• What you are asked to do: Find all the lines with "pink" and gather them.

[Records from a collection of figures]

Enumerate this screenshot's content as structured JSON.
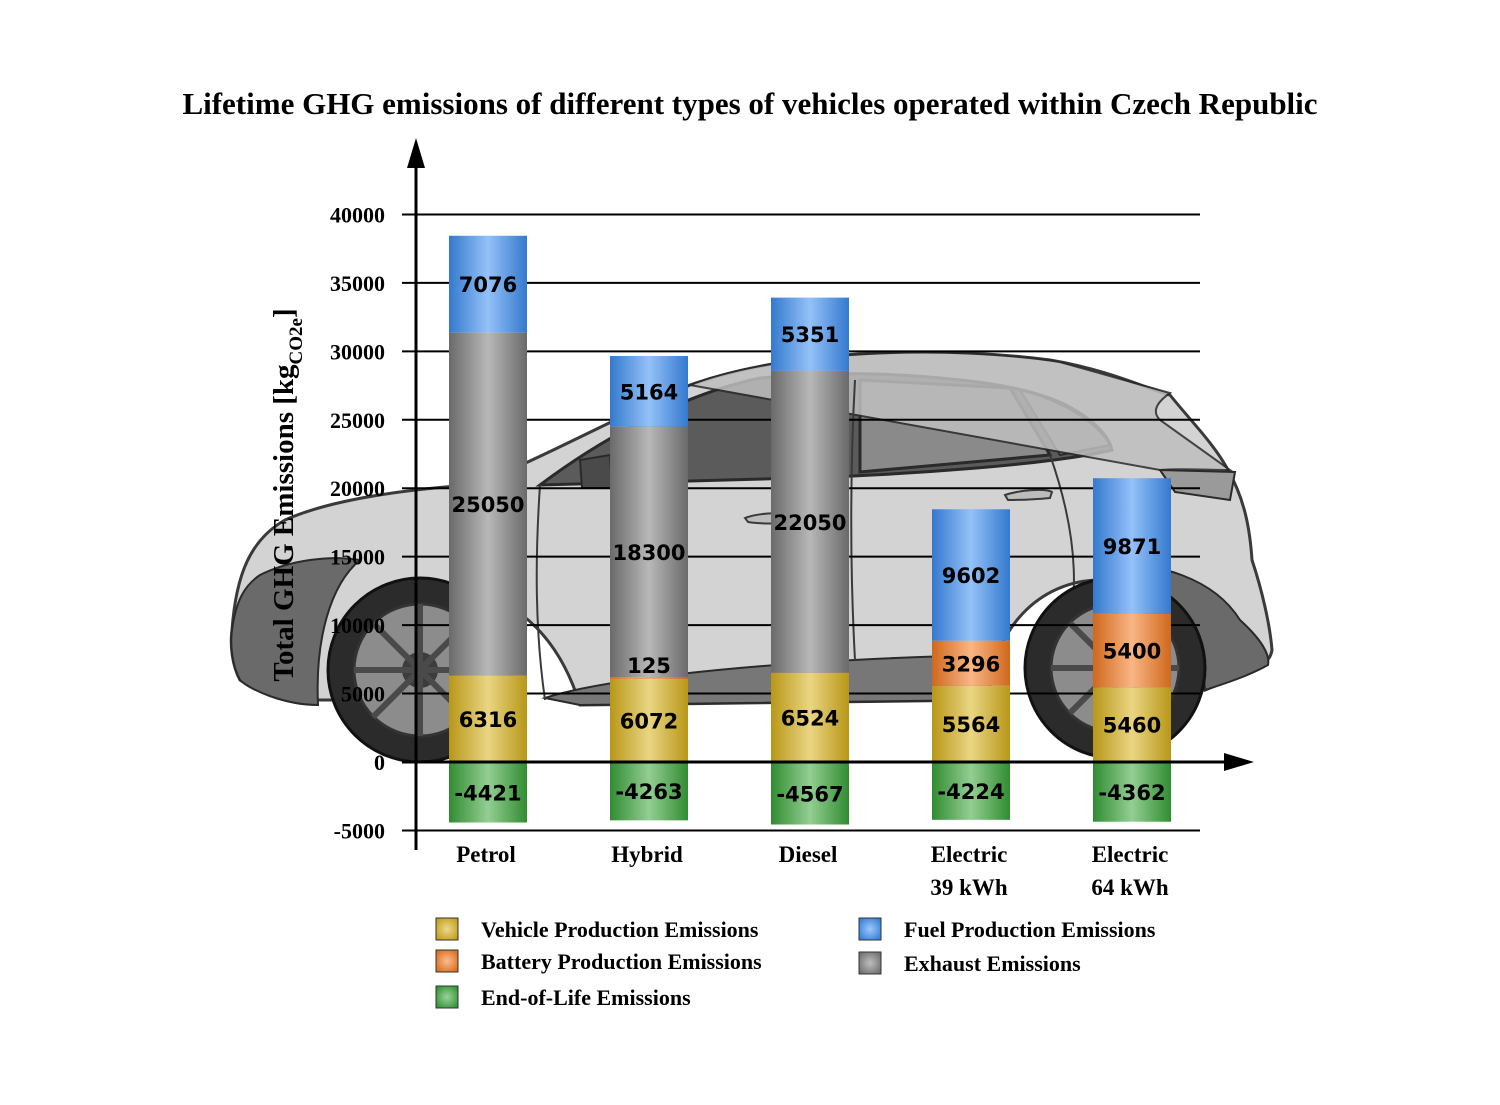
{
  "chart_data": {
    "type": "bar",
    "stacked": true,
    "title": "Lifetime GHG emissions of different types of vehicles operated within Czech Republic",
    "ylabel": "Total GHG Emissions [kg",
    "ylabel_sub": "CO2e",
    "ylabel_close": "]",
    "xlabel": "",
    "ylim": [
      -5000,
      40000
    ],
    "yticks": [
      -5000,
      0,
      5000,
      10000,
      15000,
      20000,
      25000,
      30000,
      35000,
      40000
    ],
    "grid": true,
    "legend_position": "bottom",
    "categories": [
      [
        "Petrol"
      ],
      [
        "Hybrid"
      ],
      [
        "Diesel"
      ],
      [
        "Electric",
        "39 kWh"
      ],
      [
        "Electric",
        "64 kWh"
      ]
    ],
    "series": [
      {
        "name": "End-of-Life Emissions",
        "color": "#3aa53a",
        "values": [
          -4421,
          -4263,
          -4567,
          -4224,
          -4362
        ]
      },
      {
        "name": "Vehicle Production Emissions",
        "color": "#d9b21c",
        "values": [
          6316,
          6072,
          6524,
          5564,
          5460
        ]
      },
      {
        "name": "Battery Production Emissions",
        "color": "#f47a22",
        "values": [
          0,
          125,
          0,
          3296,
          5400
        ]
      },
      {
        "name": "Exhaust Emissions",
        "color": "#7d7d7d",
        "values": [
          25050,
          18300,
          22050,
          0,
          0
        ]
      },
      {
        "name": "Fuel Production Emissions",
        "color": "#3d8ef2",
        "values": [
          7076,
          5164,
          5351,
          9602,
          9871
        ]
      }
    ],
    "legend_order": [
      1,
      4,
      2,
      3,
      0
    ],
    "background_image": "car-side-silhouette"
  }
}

---

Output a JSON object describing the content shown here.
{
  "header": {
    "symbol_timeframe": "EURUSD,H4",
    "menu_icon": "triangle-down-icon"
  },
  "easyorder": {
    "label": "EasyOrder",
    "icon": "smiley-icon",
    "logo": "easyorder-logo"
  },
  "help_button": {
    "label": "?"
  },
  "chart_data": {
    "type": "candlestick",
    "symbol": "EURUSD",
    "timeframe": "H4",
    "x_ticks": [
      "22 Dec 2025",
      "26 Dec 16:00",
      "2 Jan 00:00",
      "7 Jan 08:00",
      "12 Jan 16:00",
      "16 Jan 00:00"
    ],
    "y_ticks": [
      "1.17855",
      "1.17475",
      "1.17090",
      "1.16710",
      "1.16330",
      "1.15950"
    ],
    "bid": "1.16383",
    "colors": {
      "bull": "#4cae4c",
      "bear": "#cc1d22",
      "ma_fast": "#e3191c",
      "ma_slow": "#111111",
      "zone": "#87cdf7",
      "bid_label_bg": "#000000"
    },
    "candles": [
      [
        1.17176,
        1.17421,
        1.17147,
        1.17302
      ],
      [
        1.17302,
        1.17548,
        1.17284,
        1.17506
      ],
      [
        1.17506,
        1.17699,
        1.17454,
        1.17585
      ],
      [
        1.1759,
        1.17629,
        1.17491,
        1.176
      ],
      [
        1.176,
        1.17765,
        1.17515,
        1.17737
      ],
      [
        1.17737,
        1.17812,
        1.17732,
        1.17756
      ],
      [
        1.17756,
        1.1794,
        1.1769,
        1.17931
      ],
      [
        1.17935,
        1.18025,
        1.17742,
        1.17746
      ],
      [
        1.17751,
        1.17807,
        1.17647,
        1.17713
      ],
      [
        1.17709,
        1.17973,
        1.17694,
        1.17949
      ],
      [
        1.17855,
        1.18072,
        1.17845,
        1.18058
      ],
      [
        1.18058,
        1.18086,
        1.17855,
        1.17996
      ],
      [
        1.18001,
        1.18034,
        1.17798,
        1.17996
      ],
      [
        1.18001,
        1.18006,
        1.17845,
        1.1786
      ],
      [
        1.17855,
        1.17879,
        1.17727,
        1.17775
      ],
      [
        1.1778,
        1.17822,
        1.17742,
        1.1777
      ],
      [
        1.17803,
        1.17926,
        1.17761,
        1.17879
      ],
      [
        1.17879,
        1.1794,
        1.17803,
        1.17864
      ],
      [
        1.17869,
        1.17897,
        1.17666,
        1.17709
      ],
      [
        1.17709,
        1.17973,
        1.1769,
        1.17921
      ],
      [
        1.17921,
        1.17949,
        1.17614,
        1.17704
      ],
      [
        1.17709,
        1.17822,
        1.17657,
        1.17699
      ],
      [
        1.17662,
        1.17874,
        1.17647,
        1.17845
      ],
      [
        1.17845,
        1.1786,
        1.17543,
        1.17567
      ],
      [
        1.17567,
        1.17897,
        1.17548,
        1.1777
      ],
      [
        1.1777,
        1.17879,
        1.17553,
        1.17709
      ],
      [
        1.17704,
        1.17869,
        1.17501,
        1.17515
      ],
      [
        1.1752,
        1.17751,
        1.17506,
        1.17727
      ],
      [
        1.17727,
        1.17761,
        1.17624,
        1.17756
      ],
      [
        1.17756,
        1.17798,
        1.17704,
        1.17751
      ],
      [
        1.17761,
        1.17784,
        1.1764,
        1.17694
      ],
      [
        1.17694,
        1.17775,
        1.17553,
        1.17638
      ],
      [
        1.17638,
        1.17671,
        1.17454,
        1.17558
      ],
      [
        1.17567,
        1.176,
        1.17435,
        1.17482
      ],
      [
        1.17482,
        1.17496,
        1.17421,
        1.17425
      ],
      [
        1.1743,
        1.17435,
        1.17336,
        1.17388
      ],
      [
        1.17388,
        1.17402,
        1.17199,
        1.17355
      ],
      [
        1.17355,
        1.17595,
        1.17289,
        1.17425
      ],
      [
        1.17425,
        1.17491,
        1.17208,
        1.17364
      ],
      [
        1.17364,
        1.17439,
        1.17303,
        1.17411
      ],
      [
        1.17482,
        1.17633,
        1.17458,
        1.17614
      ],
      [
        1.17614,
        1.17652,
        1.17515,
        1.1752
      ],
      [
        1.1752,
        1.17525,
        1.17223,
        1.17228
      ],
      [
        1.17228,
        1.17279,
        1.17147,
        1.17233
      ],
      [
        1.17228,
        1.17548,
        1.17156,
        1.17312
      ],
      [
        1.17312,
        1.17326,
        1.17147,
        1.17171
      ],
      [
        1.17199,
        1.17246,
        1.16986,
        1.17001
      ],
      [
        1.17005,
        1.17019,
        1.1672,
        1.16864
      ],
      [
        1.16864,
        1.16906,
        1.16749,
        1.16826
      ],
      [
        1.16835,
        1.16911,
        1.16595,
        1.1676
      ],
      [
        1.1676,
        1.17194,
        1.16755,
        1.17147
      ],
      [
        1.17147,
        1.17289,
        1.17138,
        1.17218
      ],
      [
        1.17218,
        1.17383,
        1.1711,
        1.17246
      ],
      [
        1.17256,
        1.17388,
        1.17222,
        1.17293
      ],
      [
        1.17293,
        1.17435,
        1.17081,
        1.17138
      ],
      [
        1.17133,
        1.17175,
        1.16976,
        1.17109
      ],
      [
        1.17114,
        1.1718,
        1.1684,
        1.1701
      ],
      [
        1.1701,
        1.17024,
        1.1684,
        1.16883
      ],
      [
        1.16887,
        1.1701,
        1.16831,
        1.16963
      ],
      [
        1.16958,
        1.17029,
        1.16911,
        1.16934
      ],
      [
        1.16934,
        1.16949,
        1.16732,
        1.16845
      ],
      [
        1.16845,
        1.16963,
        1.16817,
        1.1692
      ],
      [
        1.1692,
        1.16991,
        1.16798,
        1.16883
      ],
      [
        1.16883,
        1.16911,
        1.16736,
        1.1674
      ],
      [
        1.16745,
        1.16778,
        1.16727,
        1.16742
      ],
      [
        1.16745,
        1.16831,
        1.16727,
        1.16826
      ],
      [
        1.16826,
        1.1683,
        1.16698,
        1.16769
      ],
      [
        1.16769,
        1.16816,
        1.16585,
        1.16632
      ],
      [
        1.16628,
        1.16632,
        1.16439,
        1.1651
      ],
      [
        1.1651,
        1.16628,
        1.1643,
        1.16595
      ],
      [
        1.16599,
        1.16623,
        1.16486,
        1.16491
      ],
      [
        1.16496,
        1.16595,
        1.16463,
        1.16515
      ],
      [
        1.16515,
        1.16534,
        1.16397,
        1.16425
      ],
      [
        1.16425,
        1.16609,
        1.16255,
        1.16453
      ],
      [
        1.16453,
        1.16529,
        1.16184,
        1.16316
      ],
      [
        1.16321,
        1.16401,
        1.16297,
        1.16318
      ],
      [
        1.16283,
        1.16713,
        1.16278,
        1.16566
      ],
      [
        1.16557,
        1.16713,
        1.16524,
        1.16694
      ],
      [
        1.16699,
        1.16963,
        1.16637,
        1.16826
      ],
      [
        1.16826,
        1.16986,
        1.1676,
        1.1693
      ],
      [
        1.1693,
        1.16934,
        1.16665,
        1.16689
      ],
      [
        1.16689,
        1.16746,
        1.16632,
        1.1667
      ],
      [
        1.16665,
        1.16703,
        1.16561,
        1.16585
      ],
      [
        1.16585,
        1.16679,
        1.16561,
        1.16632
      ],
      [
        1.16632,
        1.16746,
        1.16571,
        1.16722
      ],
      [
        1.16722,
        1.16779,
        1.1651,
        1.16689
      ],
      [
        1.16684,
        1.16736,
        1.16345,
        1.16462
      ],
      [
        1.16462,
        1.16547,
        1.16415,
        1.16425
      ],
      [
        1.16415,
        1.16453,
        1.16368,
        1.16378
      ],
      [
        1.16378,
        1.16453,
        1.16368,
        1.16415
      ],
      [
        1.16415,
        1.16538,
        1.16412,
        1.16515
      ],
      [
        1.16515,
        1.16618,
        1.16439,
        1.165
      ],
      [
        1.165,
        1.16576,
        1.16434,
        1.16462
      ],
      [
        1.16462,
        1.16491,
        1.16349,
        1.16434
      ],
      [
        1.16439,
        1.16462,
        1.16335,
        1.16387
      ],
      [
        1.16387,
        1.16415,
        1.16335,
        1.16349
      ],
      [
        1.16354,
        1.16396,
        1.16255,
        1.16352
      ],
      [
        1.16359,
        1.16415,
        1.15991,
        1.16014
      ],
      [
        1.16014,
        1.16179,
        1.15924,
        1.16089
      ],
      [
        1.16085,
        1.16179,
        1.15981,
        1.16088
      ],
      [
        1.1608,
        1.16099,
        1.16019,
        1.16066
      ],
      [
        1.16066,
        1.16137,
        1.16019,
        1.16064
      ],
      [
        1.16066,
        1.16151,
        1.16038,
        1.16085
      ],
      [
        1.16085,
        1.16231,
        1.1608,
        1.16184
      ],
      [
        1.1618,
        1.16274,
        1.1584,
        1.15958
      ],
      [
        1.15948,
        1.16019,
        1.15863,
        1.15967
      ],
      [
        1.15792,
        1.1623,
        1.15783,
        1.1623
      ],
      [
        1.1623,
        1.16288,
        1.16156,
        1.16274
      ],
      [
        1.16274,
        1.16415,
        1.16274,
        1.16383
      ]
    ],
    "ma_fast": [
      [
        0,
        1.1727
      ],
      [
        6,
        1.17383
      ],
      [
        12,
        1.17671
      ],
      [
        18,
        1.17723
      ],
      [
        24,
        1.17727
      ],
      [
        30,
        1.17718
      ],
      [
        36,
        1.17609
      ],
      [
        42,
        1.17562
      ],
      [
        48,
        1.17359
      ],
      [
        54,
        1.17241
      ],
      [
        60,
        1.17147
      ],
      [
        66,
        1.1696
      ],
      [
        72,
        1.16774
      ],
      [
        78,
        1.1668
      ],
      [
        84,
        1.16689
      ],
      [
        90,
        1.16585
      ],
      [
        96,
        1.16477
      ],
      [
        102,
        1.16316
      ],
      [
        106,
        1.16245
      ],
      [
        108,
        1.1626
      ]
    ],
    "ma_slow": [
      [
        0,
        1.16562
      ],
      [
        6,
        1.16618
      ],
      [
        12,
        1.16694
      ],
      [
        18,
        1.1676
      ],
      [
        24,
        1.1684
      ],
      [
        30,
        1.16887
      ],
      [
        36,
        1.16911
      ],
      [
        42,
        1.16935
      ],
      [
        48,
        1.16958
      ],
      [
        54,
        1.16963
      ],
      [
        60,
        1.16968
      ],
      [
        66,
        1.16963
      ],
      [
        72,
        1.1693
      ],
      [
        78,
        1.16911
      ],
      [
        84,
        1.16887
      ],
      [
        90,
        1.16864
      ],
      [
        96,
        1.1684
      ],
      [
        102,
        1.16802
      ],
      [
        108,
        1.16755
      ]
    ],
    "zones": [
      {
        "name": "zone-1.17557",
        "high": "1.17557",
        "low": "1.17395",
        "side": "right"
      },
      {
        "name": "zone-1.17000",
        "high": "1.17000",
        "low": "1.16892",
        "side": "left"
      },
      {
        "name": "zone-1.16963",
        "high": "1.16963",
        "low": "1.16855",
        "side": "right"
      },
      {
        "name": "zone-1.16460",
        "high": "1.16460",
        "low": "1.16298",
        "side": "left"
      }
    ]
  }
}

...

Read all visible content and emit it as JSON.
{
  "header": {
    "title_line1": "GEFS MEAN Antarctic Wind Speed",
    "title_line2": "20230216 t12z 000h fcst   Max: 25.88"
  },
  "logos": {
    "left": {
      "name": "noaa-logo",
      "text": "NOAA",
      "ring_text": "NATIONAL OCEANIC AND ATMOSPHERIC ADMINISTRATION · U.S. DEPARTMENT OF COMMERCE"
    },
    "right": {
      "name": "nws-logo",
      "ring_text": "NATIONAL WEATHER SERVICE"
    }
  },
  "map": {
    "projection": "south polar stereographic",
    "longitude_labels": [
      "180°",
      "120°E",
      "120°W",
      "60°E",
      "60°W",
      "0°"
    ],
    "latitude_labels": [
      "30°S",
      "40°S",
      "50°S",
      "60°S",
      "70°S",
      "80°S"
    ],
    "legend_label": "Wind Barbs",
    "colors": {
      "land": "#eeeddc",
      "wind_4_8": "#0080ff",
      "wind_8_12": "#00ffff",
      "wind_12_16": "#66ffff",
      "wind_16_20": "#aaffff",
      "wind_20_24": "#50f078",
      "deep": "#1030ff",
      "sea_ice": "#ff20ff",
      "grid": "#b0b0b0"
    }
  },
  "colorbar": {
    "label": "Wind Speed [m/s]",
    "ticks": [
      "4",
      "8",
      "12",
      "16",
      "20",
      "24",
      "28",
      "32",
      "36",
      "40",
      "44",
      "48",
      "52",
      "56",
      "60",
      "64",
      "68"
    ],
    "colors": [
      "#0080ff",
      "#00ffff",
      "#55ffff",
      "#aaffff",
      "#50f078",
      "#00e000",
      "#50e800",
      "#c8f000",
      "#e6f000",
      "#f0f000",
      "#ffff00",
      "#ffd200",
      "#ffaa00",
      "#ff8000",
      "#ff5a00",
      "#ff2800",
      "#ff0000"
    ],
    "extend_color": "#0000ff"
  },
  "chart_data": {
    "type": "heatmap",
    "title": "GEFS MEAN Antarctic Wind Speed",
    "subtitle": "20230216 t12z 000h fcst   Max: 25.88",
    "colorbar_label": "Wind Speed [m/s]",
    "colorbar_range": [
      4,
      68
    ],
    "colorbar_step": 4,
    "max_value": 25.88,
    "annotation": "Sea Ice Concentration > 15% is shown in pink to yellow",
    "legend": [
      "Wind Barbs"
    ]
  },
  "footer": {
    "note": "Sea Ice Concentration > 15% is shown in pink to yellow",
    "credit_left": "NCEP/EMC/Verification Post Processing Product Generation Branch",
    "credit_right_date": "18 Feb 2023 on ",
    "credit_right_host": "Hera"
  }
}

• Solved problem:
    "annotation": "Sea Ice Concentration > 15% is shown in pink to yellow",
    "note": "Sea Ice Concentration > 15% is shown in pink to yellow",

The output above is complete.